Work to complete: Gather up every line that includes the string "with".

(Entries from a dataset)
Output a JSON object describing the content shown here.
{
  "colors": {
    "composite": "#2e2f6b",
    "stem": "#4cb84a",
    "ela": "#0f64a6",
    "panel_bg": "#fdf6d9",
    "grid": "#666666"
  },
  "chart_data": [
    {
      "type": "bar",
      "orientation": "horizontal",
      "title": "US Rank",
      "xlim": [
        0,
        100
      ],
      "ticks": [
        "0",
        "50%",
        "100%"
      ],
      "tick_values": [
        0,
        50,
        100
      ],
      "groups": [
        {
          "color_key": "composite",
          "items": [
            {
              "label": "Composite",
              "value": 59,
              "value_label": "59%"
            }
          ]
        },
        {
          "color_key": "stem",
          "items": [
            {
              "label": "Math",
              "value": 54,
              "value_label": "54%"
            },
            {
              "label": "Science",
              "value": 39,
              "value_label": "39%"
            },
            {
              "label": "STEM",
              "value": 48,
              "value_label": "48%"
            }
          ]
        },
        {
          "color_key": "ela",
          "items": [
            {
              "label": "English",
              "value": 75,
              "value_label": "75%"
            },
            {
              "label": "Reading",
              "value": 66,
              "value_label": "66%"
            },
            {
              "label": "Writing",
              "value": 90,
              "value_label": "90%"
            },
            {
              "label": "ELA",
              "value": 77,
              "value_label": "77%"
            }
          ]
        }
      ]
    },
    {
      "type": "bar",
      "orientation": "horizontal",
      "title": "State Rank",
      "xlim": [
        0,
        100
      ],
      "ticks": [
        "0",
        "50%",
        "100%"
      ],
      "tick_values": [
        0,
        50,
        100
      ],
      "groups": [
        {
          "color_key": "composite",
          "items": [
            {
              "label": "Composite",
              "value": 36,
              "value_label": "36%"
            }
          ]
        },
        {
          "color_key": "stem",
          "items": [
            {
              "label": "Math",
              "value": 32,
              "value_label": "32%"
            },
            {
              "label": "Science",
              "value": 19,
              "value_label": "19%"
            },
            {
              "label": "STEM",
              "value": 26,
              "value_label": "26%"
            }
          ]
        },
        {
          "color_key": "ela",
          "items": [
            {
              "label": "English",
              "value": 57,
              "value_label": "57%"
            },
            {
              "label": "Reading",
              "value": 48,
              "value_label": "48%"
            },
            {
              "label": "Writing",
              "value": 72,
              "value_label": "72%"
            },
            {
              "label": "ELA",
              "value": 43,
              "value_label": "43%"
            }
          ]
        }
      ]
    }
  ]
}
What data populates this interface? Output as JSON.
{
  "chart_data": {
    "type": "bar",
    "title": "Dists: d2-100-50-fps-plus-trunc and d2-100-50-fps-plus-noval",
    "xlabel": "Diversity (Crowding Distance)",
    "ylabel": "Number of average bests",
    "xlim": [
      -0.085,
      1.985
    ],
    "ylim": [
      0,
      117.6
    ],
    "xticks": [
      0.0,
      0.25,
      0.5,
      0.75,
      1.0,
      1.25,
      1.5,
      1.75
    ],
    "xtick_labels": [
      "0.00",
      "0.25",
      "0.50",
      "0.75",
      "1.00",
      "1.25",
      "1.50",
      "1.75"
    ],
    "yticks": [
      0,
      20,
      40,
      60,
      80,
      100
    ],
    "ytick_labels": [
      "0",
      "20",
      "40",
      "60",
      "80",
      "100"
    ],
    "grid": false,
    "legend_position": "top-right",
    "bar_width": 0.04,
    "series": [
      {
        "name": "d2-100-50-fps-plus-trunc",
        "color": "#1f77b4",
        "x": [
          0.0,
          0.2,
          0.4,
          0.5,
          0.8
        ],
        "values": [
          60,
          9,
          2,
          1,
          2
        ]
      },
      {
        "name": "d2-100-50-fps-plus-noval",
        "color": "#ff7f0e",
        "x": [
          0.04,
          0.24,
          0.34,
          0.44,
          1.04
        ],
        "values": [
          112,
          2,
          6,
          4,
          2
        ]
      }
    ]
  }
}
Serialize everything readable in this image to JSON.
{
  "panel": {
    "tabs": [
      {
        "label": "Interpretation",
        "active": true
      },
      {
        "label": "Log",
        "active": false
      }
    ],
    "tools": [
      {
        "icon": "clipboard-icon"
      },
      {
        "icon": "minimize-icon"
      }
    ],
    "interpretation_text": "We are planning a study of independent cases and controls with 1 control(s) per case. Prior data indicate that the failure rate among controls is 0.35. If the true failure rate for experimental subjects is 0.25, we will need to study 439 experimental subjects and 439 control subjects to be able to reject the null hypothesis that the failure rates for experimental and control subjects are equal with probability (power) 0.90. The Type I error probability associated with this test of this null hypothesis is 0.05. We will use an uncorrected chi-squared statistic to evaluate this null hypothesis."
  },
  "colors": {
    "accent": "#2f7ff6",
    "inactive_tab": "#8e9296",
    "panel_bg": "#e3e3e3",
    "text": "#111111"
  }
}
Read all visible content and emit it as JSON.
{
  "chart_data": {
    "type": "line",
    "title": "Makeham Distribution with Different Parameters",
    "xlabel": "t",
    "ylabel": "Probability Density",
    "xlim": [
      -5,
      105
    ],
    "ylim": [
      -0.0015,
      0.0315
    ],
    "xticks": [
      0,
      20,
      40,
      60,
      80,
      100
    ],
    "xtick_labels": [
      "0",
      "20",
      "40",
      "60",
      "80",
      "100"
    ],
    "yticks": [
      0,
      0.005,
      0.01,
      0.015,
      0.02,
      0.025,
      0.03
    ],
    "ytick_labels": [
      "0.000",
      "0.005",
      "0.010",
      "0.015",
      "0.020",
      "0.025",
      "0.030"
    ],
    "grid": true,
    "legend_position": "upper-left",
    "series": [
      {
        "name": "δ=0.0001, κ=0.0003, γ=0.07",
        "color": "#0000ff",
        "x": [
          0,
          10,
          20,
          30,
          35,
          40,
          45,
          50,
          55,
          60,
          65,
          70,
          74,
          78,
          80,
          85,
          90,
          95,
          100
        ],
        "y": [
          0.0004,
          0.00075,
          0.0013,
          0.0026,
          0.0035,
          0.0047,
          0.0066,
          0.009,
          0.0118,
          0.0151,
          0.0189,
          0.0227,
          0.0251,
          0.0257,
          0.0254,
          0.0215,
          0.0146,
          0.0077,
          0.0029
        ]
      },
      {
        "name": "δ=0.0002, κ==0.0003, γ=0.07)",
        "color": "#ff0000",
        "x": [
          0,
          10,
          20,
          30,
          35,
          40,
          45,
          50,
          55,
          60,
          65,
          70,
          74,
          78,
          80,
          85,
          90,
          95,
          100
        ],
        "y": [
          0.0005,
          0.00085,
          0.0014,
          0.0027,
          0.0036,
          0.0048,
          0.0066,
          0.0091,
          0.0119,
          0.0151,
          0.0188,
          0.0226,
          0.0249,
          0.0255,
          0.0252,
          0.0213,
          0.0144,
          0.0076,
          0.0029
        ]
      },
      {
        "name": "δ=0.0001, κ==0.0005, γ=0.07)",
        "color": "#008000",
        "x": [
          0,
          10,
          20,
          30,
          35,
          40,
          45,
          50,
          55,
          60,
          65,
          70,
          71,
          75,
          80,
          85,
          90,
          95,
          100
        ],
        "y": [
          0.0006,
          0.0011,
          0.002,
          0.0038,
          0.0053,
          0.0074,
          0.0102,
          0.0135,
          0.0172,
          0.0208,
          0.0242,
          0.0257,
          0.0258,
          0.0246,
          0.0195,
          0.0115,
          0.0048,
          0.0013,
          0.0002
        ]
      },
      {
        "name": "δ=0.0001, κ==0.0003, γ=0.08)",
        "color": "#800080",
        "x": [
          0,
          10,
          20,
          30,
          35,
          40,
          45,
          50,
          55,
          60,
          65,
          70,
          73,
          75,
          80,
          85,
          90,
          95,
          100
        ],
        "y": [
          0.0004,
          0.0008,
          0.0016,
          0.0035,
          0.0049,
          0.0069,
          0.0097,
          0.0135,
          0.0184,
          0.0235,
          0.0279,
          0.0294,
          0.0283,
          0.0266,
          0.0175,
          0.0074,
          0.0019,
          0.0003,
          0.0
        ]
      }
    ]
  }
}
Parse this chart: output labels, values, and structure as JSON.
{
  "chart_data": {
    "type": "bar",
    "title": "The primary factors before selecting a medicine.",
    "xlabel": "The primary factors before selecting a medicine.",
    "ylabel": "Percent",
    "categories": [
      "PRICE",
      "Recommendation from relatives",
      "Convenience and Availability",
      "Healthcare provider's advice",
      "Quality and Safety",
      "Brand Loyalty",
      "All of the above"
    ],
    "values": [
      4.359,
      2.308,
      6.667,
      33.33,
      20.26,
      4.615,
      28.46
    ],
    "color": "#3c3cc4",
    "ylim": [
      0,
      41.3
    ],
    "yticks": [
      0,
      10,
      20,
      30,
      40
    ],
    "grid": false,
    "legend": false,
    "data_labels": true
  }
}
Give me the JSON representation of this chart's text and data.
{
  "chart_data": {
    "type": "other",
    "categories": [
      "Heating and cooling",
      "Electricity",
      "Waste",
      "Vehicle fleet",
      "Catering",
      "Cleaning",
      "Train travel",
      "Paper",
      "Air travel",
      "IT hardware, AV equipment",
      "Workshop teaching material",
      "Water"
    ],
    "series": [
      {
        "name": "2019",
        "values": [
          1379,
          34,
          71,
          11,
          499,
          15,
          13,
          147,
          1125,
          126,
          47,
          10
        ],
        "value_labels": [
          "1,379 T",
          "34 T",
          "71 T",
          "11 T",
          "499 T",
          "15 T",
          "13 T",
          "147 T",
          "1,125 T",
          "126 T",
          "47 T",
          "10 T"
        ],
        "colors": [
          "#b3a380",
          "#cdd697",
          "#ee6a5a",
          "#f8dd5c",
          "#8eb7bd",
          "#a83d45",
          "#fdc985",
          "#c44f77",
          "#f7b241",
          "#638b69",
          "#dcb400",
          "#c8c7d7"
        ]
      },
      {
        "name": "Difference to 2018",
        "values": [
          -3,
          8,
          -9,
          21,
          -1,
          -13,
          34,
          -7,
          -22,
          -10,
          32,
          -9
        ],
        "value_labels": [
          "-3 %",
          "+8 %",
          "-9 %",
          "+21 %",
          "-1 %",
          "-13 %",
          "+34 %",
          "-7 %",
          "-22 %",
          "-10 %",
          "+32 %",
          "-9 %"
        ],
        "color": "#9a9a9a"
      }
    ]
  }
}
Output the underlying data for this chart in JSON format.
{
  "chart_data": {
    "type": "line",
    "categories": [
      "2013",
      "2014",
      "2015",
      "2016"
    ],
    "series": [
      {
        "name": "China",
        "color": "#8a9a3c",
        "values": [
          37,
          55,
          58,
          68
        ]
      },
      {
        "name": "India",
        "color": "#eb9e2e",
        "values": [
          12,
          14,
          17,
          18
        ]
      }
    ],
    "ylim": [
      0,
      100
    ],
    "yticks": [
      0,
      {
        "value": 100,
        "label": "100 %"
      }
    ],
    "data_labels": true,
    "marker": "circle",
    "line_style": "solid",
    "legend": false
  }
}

Task solution:
    "interpretation_text": "We are planning a study of independent cases and controls with 1 control(s) per case. Prior data indicate that the failure rate among controls is 0.35. If the true failure rate for experimental subjects is 0.25, we will need to study 439 experimental subjects and 439 control subjects to be able to reject the null hypothesis that the failure rates for experimental and control subjects are equal with probability (power) 0.90. The Type I error probability associated with this test of this null hypothesis is 0.05. We will use an uncorrected chi-squared statistic to evaluate this null hypothesis."
    "title": "Makeham Distribution with Different Parameters",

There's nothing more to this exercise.